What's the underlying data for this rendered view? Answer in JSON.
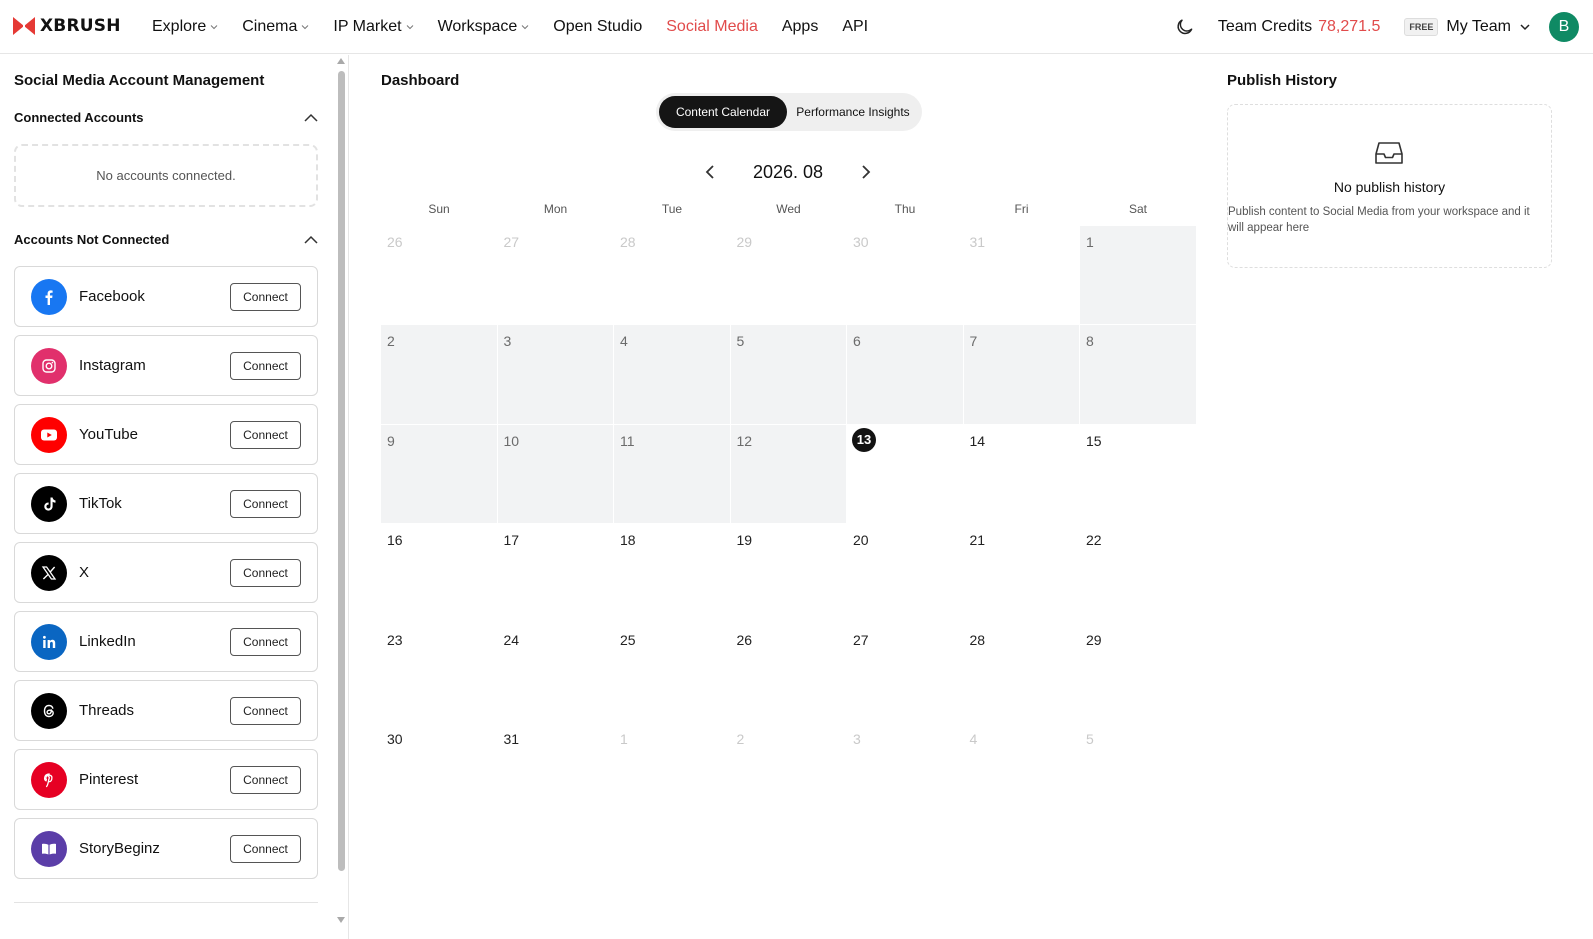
{
  "header": {
    "logo_text": "XBRUSH",
    "nav": [
      {
        "label": "Explore",
        "has_caret": true,
        "active": false
      },
      {
        "label": "Cinema",
        "has_caret": true,
        "active": false
      },
      {
        "label": "IP Market",
        "has_caret": true,
        "active": false
      },
      {
        "label": "Workspace",
        "has_caret": true,
        "active": false
      },
      {
        "label": "Open Studio",
        "has_caret": false,
        "active": false
      },
      {
        "label": "Social Media",
        "has_caret": false,
        "active": true
      },
      {
        "label": "Apps",
        "has_caret": false,
        "active": false
      },
      {
        "label": "API",
        "has_caret": false,
        "active": false
      }
    ],
    "credits_label": "Team Credits",
    "credits_value": "78,271.5",
    "plan_badge": "FREE",
    "team_name": "My Team",
    "avatar_initial": "B"
  },
  "left_panel": {
    "title": "Social Media Account Management",
    "connected_heading": "Connected Accounts",
    "connected_empty": "No accounts connected.",
    "not_connected_heading": "Accounts Not Connected",
    "connect_label": "Connect",
    "accounts": [
      {
        "name": "Facebook",
        "icon": "facebook-icon",
        "color": "#1877f2"
      },
      {
        "name": "Instagram",
        "icon": "instagram-icon",
        "color": "#e1306c"
      },
      {
        "name": "YouTube",
        "icon": "youtube-icon",
        "color": "#ff0000"
      },
      {
        "name": "TikTok",
        "icon": "tiktok-icon",
        "color": "#000000"
      },
      {
        "name": "X",
        "icon": "x-icon",
        "color": "#000000"
      },
      {
        "name": "LinkedIn",
        "icon": "linkedin-icon",
        "color": "#0a66c2"
      },
      {
        "name": "Threads",
        "icon": "threads-icon",
        "color": "#000000"
      },
      {
        "name": "Pinterest",
        "icon": "pinterest-icon",
        "color": "#e60023"
      },
      {
        "name": "StoryBeginz",
        "icon": "storybeginz-icon",
        "color": "#5b3ea8"
      }
    ]
  },
  "dashboard": {
    "title": "Dashboard",
    "tabs": [
      {
        "label": "Content Calendar",
        "active": true
      },
      {
        "label": "Performance Insights",
        "active": false
      }
    ],
    "month_label": "2026. 08",
    "weekdays": [
      "Sun",
      "Mon",
      "Tue",
      "Wed",
      "Thu",
      "Fri",
      "Sat"
    ],
    "today": 13,
    "days": [
      {
        "n": "26",
        "month": "prev"
      },
      {
        "n": "27",
        "month": "prev"
      },
      {
        "n": "28",
        "month": "prev"
      },
      {
        "n": "29",
        "month": "prev"
      },
      {
        "n": "30",
        "month": "prev"
      },
      {
        "n": "31",
        "month": "prev"
      },
      {
        "n": "1",
        "month": "cur",
        "past": true
      },
      {
        "n": "2",
        "month": "cur",
        "past": true
      },
      {
        "n": "3",
        "month": "cur",
        "past": true
      },
      {
        "n": "4",
        "month": "cur",
        "past": true
      },
      {
        "n": "5",
        "month": "cur",
        "past": true
      },
      {
        "n": "6",
        "month": "cur",
        "past": true
      },
      {
        "n": "7",
        "month": "cur",
        "past": true
      },
      {
        "n": "8",
        "month": "cur",
        "past": true
      },
      {
        "n": "9",
        "month": "cur",
        "past": true
      },
      {
        "n": "10",
        "month": "cur",
        "past": true
      },
      {
        "n": "11",
        "month": "cur",
        "past": true
      },
      {
        "n": "12",
        "month": "cur",
        "past": true
      },
      {
        "n": "13",
        "month": "cur",
        "today": true
      },
      {
        "n": "14",
        "month": "cur"
      },
      {
        "n": "15",
        "month": "cur"
      },
      {
        "n": "16",
        "month": "cur"
      },
      {
        "n": "17",
        "month": "cur"
      },
      {
        "n": "18",
        "month": "cur"
      },
      {
        "n": "19",
        "month": "cur"
      },
      {
        "n": "20",
        "month": "cur"
      },
      {
        "n": "21",
        "month": "cur"
      },
      {
        "n": "22",
        "month": "cur"
      },
      {
        "n": "23",
        "month": "cur"
      },
      {
        "n": "24",
        "month": "cur"
      },
      {
        "n": "25",
        "month": "cur"
      },
      {
        "n": "26",
        "month": "cur"
      },
      {
        "n": "27",
        "month": "cur"
      },
      {
        "n": "28",
        "month": "cur"
      },
      {
        "n": "29",
        "month": "cur"
      },
      {
        "n": "30",
        "month": "cur"
      },
      {
        "n": "31",
        "month": "cur"
      },
      {
        "n": "1",
        "month": "next"
      },
      {
        "n": "2",
        "month": "next"
      },
      {
        "n": "3",
        "month": "next"
      },
      {
        "n": "4",
        "month": "next"
      },
      {
        "n": "5",
        "month": "next"
      }
    ]
  },
  "publish_history": {
    "title": "Publish History",
    "empty_title": "No publish history",
    "empty_desc": "Publish content to Social Media from your workspace and it will appear here"
  },
  "colors": {
    "accent": "#e14b4b",
    "avatar_bg": "#0f8a64",
    "today_bg": "#121212",
    "past_cell_bg": "#f2f3f4"
  }
}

__________

▸ What you have to do: Reproduce all of the material exactly, apart from the pictures.

▸ Answer to the task:
What's the underlying data for this rendered view? Answer in JSON.
{
  "header": {
    "logo_text": "XBRUSH",
    "nav": [
      {
        "label": "Explore",
        "has_caret": true,
        "active": false
      },
      {
        "label": "Cinema",
        "has_caret": true,
        "active": false
      },
      {
        "label": "IP Market",
        "has_caret": true,
        "active": false
      },
      {
        "label": "Workspace",
        "has_caret": true,
        "active": false
      },
      {
        "label": "Open Studio",
        "has_caret": false,
        "active": false
      },
      {
        "label": "Social Media",
        "has_caret": false,
        "active": true
      },
      {
        "label": "Apps",
        "has_caret": false,
        "active": false
      },
      {
        "label": "API",
        "has_caret": false,
        "active": false
      }
    ],
    "credits_label": "Team Credits",
    "credits_value": "78,271.5",
    "plan_badge": "FREE",
    "team_name": "My Team",
    "avatar_initial": "B"
  },
  "left_panel": {
    "title": "Social Media Account Management",
    "connected_heading": "Connected Accounts",
    "connected_empty": "No accounts connected.",
    "not_connected_heading": "Accounts Not Connected",
    "connect_label": "Connect",
    "accounts": [
      {
        "name": "Facebook",
        "icon": "facebook-icon",
        "color": "#1877f2"
      },
      {
        "name": "Instagram",
        "icon": "instagram-icon",
        "color": "#e1306c"
      },
      {
        "name": "YouTube",
        "icon": "youtube-icon",
        "color": "#ff0000"
      },
      {
        "name": "TikTok",
        "icon": "tiktok-icon",
        "color": "#000000"
      },
      {
        "name": "X",
        "icon": "x-icon",
        "color": "#000000"
      },
      {
        "name": "LinkedIn",
        "icon": "linkedin-icon",
        "color": "#0a66c2"
      },
      {
        "name": "Threads",
        "icon": "threads-icon",
        "color": "#000000"
      },
      {
        "name": "Pinterest",
        "icon": "pinterest-icon",
        "color": "#e60023"
      },
      {
        "name": "StoryBeginz",
        "icon": "storybeginz-icon",
        "color": "#5b3ea8"
      }
    ]
  },
  "dashboard": {
    "title": "Dashboard",
    "tabs": [
      {
        "label": "Content Calendar",
        "active": true
      },
      {
        "label": "Performance Insights",
        "active": false
      }
    ],
    "month_label": "2026. 08",
    "weekdays": [
      "Sun",
      "Mon",
      "Tue",
      "Wed",
      "Thu",
      "Fri",
      "Sat"
    ],
    "today": 13,
    "days": [
      {
        "n": "26",
        "month": "prev"
      },
      {
        "n": "27",
        "month": "prev"
      },
      {
        "n": "28",
        "month": "prev"
      },
      {
        "n": "29",
        "month": "prev"
      },
      {
        "n": "30",
        "month": "prev"
      },
      {
        "n": "31",
        "month": "prev"
      },
      {
        "n": "1",
        "month": "cur",
        "past": true
      },
      {
        "n": "2",
        "month": "cur",
        "past": true
      },
      {
        "n": "3",
        "month": "cur",
        "past": true
      },
      {
        "n": "4",
        "month": "cur",
        "past": true
      },
      {
        "n": "5",
        "month": "cur",
        "past": true
      },
      {
        "n": "6",
        "month": "cur",
        "past": true
      },
      {
        "n": "7",
        "month": "cur",
        "past": true
      },
      {
        "n": "8",
        "month": "cur",
        "past": true
      },
      {
        "n": "9",
        "month": "cur",
        "past": true
      },
      {
        "n": "10",
        "month": "cur",
        "past": true
      },
      {
        "n": "11",
        "month": "cur",
        "past": true
      },
      {
        "n": "12",
        "month": "cur",
        "past": true
      },
      {
        "n": "13",
        "month": "cur",
        "today": true
      },
      {
        "n": "14",
        "month": "cur"
      },
      {
        "n": "15",
        "month": "cur"
      },
      {
        "n": "16",
        "month": "cur"
      },
      {
        "n": "17",
        "month": "cur"
      },
      {
        "n": "18",
        "month": "cur"
      },
      {
        "n": "19",
        "month": "cur"
      },
      {
        "n": "20",
        "month": "cur"
      },
      {
        "n": "21",
        "month": "cur"
      },
      {
        "n": "22",
        "month": "cur"
      },
      {
        "n": "23",
        "month": "cur"
      },
      {
        "n": "24",
        "month": "cur"
      },
      {
        "n": "25",
        "month": "cur"
      },
      {
        "n": "26",
        "month": "cur"
      },
      {
        "n": "27",
        "month": "cur"
      },
      {
        "n": "28",
        "month": "cur"
      },
      {
        "n": "29",
        "month": "cur"
      },
      {
        "n": "30",
        "month": "cur"
      },
      {
        "n": "31",
        "month": "cur"
      },
      {
        "n": "1",
        "month": "next"
      },
      {
        "n": "2",
        "month": "next"
      },
      {
        "n": "3",
        "month": "next"
      },
      {
        "n": "4",
        "month": "next"
      },
      {
        "n": "5",
        "month": "next"
      }
    ]
  },
  "publish_history": {
    "title": "Publish History",
    "empty_title": "No publish history",
    "empty_desc": "Publish content to Social Media from your workspace and it will appear here"
  },
  "colors": {
    "accent": "#e14b4b",
    "avatar_bg": "#0f8a64",
    "today_bg": "#121212",
    "past_cell_bg": "#f2f3f4"
  }
}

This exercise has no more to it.